## EXERCISE DESCRIPTION
Find every line with the word "this" and report how many there are, without any other text.

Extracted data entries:
━━━━━━━━━━━━━━━━━━━━
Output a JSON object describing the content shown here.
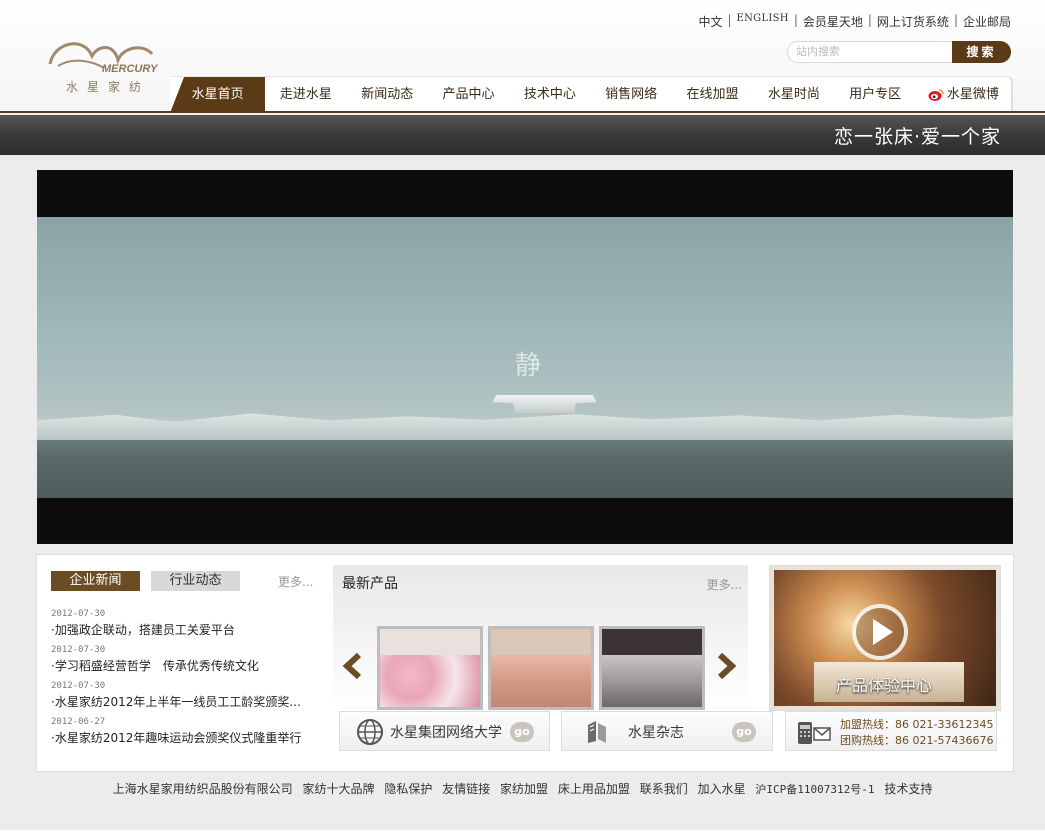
{
  "logo": {
    "brand_en": "MERCURY",
    "brand_cn": "水星家纺"
  },
  "toplinks": [
    "中文",
    "ENGLISH",
    "会员星天地",
    "网上订货系统",
    "企业邮局"
  ],
  "search": {
    "placeholder": "站内搜索",
    "button": "搜索"
  },
  "nav": [
    "水星首页",
    "走进水星",
    "新闻动态",
    "产品中心",
    "技术中心",
    "销售网络",
    "在线加盟",
    "水星时尚",
    "用户专区",
    "水星微博"
  ],
  "slogan": "恋一张床·爱一个家",
  "video": {
    "caption": "静"
  },
  "news": {
    "tab_active": "企业新闻",
    "tab_inactive": "行业动态",
    "more": "更多...",
    "items": [
      {
        "date": "2012-07-30",
        "title": "·加强政企联动，搭建员工关爱平台"
      },
      {
        "date": "2012-07-30",
        "title": "·学习稻盛经营哲学　传承优秀传统文化"
      },
      {
        "date": "2012-07-30",
        "title": "·水星家纺2012年上半年一线员工工龄奖颁奖..."
      },
      {
        "date": "2012-06-27",
        "title": "·水星家纺2012年趣味运动会颁奖仪式隆重举行"
      }
    ]
  },
  "products": {
    "title": "最新产品",
    "more": "更多..."
  },
  "experience": {
    "label": "产品体验中心"
  },
  "links": {
    "university": "水星集团网络大学",
    "magazine": "水星杂志",
    "go": "go"
  },
  "hotline": {
    "franchise": "加盟热线：86 021-33612345",
    "group": "团购热线：86 021-57436676"
  },
  "footer": [
    "上海水星家用纺织品股份有限公司",
    "家纺十大品牌",
    "隐私保护",
    "友情链接",
    "家纺加盟",
    "床上用品加盟",
    "联系我们",
    "加入水星",
    "沪ICP备11007312号-1",
    "技术支持"
  ],
  "colors": {
    "brand": "#5b3b16",
    "banner": "#3a3a3a"
  }
}
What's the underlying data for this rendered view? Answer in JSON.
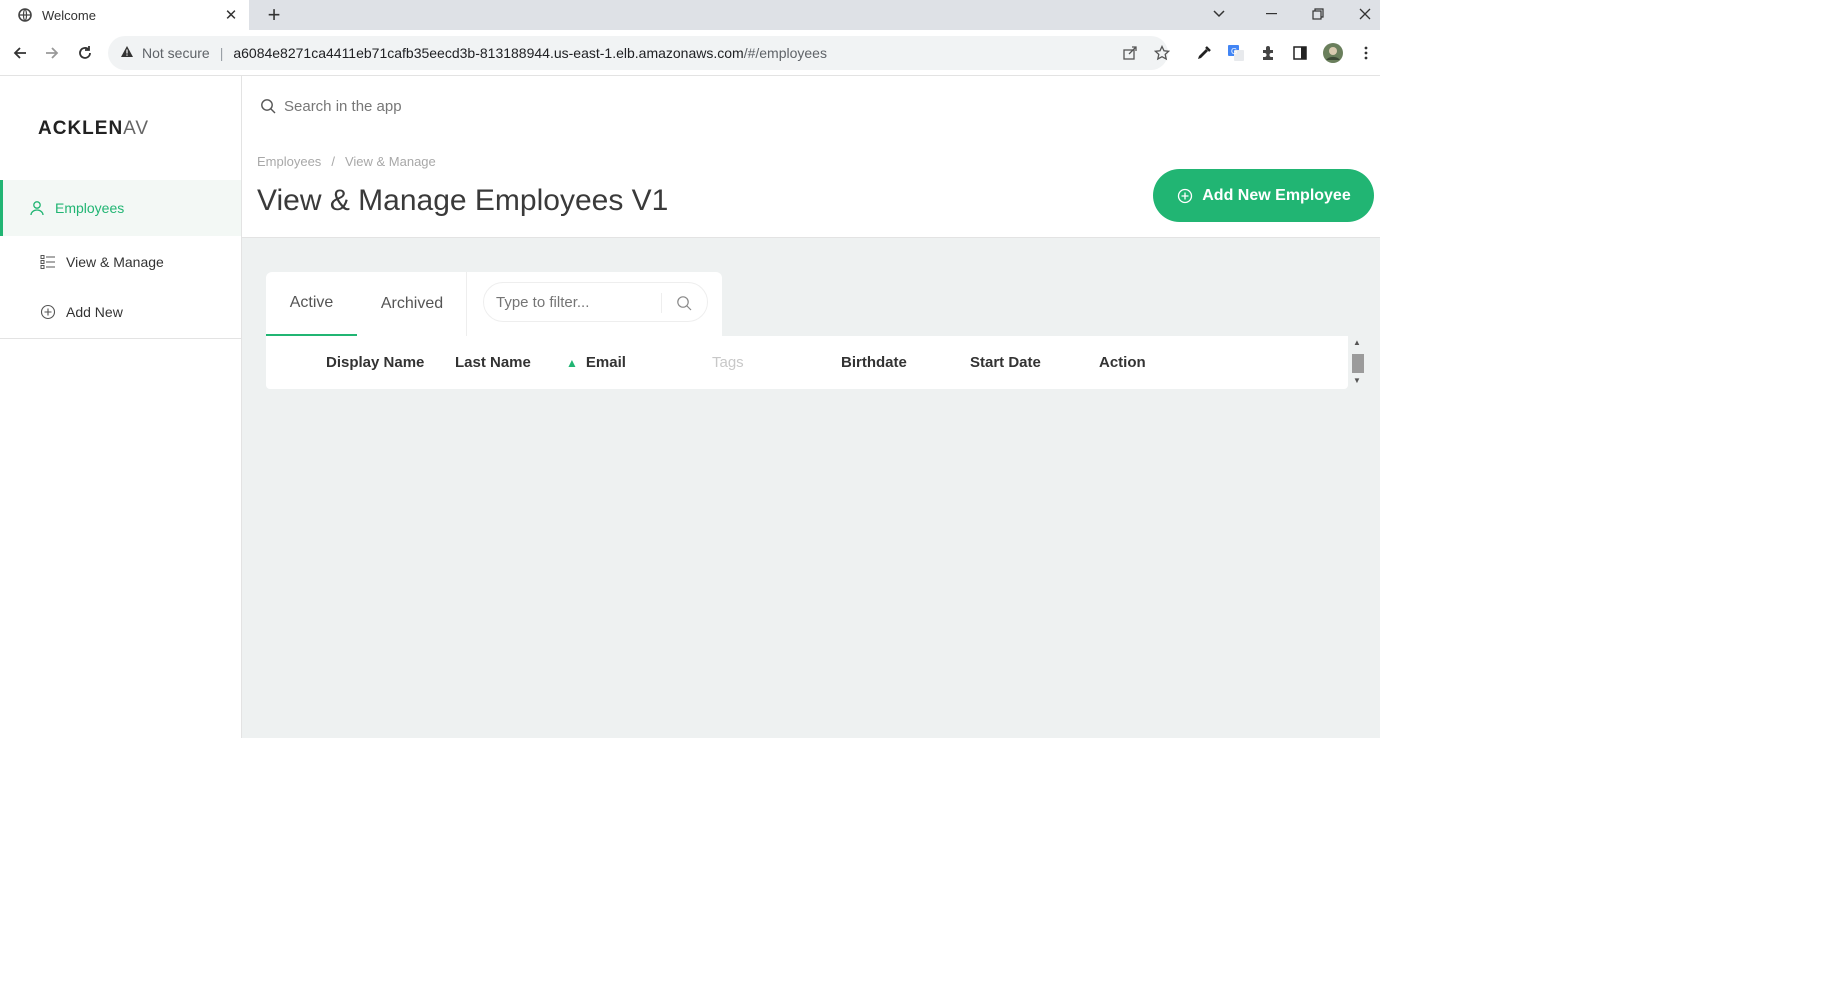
{
  "browser": {
    "tab_title": "Welcome",
    "tab_close": "✕",
    "new_tab": "+",
    "security_label": "Not secure",
    "url_host": "a6084e8271ca4411eb71cafb35eecd3b-813188944.us-east-1.elb.amazonaws.com",
    "url_path": "/#/employees",
    "icons": [
      "globe-icon",
      "back-icon",
      "forward-icon",
      "reload-icon",
      "warning-icon",
      "share-icon",
      "star-icon",
      "eyedropper-icon",
      "translate-icon",
      "extensions-icon",
      "sidepanel-icon",
      "profile-avatar",
      "menu-icon"
    ]
  },
  "app": {
    "logo_bold": "ACKLEN",
    "logo_light": "AV",
    "search_placeholder": "Search in the app",
    "sidebar": {
      "items": [
        {
          "label": "Employees",
          "icon": "user-icon",
          "active": true
        },
        {
          "label": "View & Manage",
          "icon": "list-icon",
          "active": false
        },
        {
          "label": "Add New",
          "icon": "plus-circle-icon",
          "active": false
        }
      ]
    },
    "breadcrumb": [
      "Employees",
      "View & Manage"
    ],
    "breadcrumb_sep": "/",
    "page_title": "View & Manage Employees V1",
    "add_button_label": "Add New Employee",
    "tabs": [
      "Active",
      "Archived"
    ],
    "filter_placeholder": "Type to filter...",
    "columns": [
      "Display Name",
      "Last Name",
      "Email",
      "Tags",
      "Birthdate",
      "Start Date",
      "Action"
    ],
    "sorted_column": "Email",
    "accent_color": "#21b573"
  }
}
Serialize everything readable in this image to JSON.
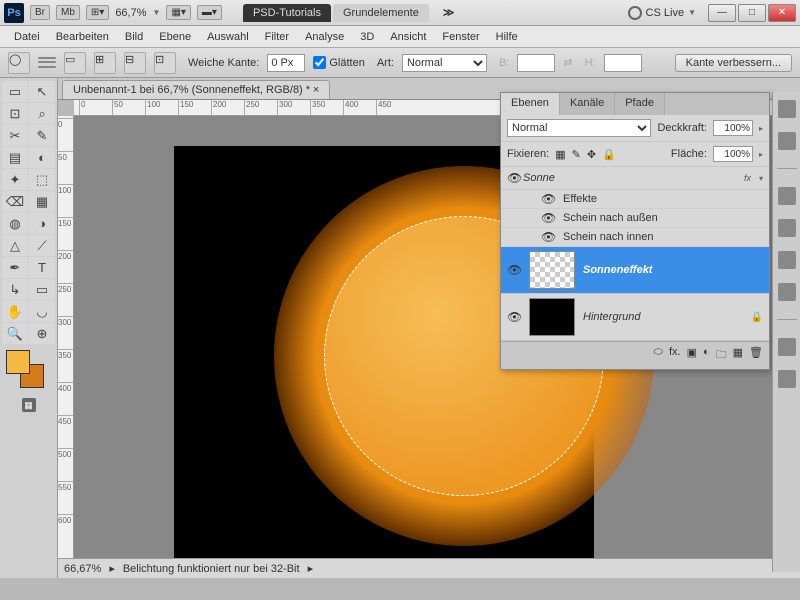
{
  "titlebar": {
    "br": "Br",
    "mb": "Mb",
    "zoom": "66,7%",
    "tab1": "PSD-Tutorials",
    "tab2": "Grundelemente",
    "cslive": "CS Live"
  },
  "menu": [
    "Datei",
    "Bearbeiten",
    "Bild",
    "Ebene",
    "Auswahl",
    "Filter",
    "Analyse",
    "3D",
    "Ansicht",
    "Fenster",
    "Hilfe"
  ],
  "options": {
    "featherLabel": "Weiche Kante:",
    "featherValue": "0 Px",
    "antialias": "Glätten",
    "styleLabel": "Art:",
    "styleValue": "Normal",
    "widthLabel": "B:",
    "heightLabel": "H:",
    "refine": "Kante verbessern..."
  },
  "doc": {
    "tab": "Unbenannt-1 bei 66,7% (Sonneneffekt, RGB/8) *"
  },
  "rulerH": [
    "0",
    "50",
    "100",
    "150",
    "200",
    "250",
    "300",
    "350",
    "400",
    "450"
  ],
  "rulerV": [
    "0",
    "50",
    "100",
    "150",
    "200",
    "250",
    "300",
    "350",
    "400",
    "450",
    "500",
    "550",
    "600"
  ],
  "status": {
    "zoom": "66,67%",
    "msg": "Belichtung funktioniert nur bei 32-Bit"
  },
  "panel": {
    "tabs": [
      "Ebenen",
      "Kanäle",
      "Pfade"
    ],
    "blendMode": "Normal",
    "opacityLabel": "Deckkraft:",
    "opacityValue": "100%",
    "lockLabel": "Fixieren:",
    "fillLabel": "Fläche:",
    "fillValue": "100%",
    "layers": {
      "sun": "Sonne",
      "fxLabel": "Effekte",
      "outerGlow": "Schein nach außen",
      "innerGlow": "Schein nach innen",
      "sonneneffekt": "Sonneneffekt",
      "background": "Hintergrund",
      "fx": "fx"
    }
  },
  "tools": [
    "▭",
    "↖",
    "⊡",
    "⌕",
    "✂",
    "✎",
    "▤",
    "◐",
    "✦",
    "⬚",
    "⌫",
    "▦",
    "◍",
    "◑",
    "△",
    "⬡",
    "◉",
    "⟋",
    "✒",
    "T",
    "↳",
    "▭",
    "✋",
    "◡",
    "⊕",
    "🔍"
  ]
}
━━━━━━━━━━━━━━━━━━━━
## EXERCISE ANSWER
2